Rows from a figure dataset
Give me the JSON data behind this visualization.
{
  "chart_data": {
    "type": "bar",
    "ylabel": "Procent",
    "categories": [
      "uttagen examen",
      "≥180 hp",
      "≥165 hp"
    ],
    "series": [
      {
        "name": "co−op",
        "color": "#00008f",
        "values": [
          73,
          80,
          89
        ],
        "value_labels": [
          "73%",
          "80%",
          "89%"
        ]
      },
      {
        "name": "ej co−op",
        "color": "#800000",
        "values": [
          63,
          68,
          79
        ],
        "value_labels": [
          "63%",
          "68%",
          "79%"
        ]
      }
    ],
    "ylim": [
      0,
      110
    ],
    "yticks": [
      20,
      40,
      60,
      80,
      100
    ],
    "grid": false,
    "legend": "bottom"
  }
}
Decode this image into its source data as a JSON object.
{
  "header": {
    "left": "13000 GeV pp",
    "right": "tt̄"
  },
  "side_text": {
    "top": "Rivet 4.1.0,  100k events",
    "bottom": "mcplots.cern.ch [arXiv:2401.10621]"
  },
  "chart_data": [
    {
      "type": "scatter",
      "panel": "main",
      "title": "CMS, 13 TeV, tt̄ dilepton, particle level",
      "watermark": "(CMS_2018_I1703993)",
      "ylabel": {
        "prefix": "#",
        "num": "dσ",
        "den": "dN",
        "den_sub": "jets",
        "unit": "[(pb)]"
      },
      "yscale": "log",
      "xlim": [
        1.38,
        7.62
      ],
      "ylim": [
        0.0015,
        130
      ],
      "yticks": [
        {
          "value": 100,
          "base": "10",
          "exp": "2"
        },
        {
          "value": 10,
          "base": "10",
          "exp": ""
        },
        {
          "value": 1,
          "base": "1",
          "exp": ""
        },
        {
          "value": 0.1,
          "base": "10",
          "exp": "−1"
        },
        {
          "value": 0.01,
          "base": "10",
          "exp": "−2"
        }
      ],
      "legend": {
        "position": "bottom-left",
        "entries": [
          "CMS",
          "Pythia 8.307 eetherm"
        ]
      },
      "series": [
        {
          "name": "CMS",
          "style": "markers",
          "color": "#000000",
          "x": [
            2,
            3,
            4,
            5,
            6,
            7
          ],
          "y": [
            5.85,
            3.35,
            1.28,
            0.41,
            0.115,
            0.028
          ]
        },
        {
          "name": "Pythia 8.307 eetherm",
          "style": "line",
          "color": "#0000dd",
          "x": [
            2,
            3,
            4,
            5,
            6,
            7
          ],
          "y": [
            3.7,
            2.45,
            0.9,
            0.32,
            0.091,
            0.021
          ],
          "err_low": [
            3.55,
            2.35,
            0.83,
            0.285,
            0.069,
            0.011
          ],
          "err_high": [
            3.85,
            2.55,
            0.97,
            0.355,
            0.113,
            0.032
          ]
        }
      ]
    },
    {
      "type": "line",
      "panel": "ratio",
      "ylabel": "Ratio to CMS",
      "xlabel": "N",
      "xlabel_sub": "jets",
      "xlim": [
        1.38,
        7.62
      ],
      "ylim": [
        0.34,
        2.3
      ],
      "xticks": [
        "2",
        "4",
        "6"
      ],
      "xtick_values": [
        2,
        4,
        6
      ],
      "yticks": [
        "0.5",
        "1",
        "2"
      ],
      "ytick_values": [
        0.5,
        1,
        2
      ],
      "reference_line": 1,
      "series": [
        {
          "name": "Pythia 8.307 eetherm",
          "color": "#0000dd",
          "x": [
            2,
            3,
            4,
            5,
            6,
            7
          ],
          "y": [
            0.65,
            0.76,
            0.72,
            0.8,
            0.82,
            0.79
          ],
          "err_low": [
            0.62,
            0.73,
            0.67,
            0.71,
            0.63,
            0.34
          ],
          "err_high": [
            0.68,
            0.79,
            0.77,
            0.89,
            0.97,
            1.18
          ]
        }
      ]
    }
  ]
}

Aim of the exercise: Restate all of the entries exactly, please.

Output for this exercise:
Give me the JSON data behind this visualization.
{
  "chart_data": {
    "type": "bar",
    "ylabel": "Procent",
    "categories": [
      "uttagen examen",
      "≥180 hp",
      "≥165 hp"
    ],
    "series": [
      {
        "name": "co−op",
        "color": "#00008f",
        "values": [
          73,
          80,
          89
        ],
        "value_labels": [
          "73%",
          "80%",
          "89%"
        ]
      },
      {
        "name": "ej co−op",
        "color": "#800000",
        "values": [
          63,
          68,
          79
        ],
        "value_labels": [
          "63%",
          "68%",
          "79%"
        ]
      }
    ],
    "ylim": [
      0,
      110
    ],
    "yticks": [
      20,
      40,
      60,
      80,
      100
    ],
    "grid": false,
    "legend": "bottom"
  }
}
Decode this image into its source data as a JSON object.
{
  "header": {
    "left": "13000 GeV pp",
    "right": "tt̄"
  },
  "side_text": {
    "top": "Rivet 4.1.0,  100k events",
    "bottom": "mcplots.cern.ch [arXiv:2401.10621]"
  },
  "chart_data": [
    {
      "type": "scatter",
      "panel": "main",
      "title": "CMS, 13 TeV, tt̄ dilepton, particle level",
      "watermark": "(CMS_2018_I1703993)",
      "ylabel": {
        "prefix": "#",
        "num": "dσ",
        "den": "dN",
        "den_sub": "jets",
        "unit": "[(pb)]"
      },
      "yscale": "log",
      "xlim": [
        1.38,
        7.62
      ],
      "ylim": [
        0.0015,
        130
      ],
      "yticks": [
        {
          "value": 100,
          "base": "10",
          "exp": "2"
        },
        {
          "value": 10,
          "base": "10",
          "exp": ""
        },
        {
          "value": 1,
          "base": "1",
          "exp": ""
        },
        {
          "value": 0.1,
          "base": "10",
          "exp": "−1"
        },
        {
          "value": 0.01,
          "base": "10",
          "exp": "−2"
        }
      ],
      "legend": {
        "position": "bottom-left",
        "entries": [
          "CMS",
          "Pythia 8.307 eetherm"
        ]
      },
      "series": [
        {
          "name": "CMS",
          "style": "markers",
          "color": "#000000",
          "x": [
            2,
            3,
            4,
            5,
            6,
            7
          ],
          "y": [
            5.85,
            3.35,
            1.28,
            0.41,
            0.115,
            0.028
          ]
        },
        {
          "name": "Pythia 8.307 eetherm",
          "style": "line",
          "color": "#0000dd",
          "x": [
            2,
            3,
            4,
            5,
            6,
            7
          ],
          "y": [
            3.7,
            2.45,
            0.9,
            0.32,
            0.091,
            0.021
          ],
          "err_low": [
            3.55,
            2.35,
            0.83,
            0.285,
            0.069,
            0.011
          ],
          "err_high": [
            3.85,
            2.55,
            0.97,
            0.355,
            0.113,
            0.032
          ]
        }
      ]
    },
    {
      "type": "line",
      "panel": "ratio",
      "ylabel": "Ratio to CMS",
      "xlabel": "N",
      "xlabel_sub": "jets",
      "xlim": [
        1.38,
        7.62
      ],
      "ylim": [
        0.34,
        2.3
      ],
      "xticks": [
        "2",
        "4",
        "6"
      ],
      "xtick_values": [
        2,
        4,
        6
      ],
      "yticks": [
        "0.5",
        "1",
        "2"
      ],
      "ytick_values": [
        0.5,
        1,
        2
      ],
      "reference_line": 1,
      "series": [
        {
          "name": "Pythia 8.307 eetherm",
          "color": "#0000dd",
          "x": [
            2,
            3,
            4,
            5,
            6,
            7
          ],
          "y": [
            0.65,
            0.76,
            0.72,
            0.8,
            0.82,
            0.79
          ],
          "err_low": [
            0.62,
            0.73,
            0.67,
            0.71,
            0.63,
            0.34
          ],
          "err_high": [
            0.68,
            0.79,
            0.77,
            0.89,
            0.97,
            1.18
          ]
        }
      ]
    }
  ]
}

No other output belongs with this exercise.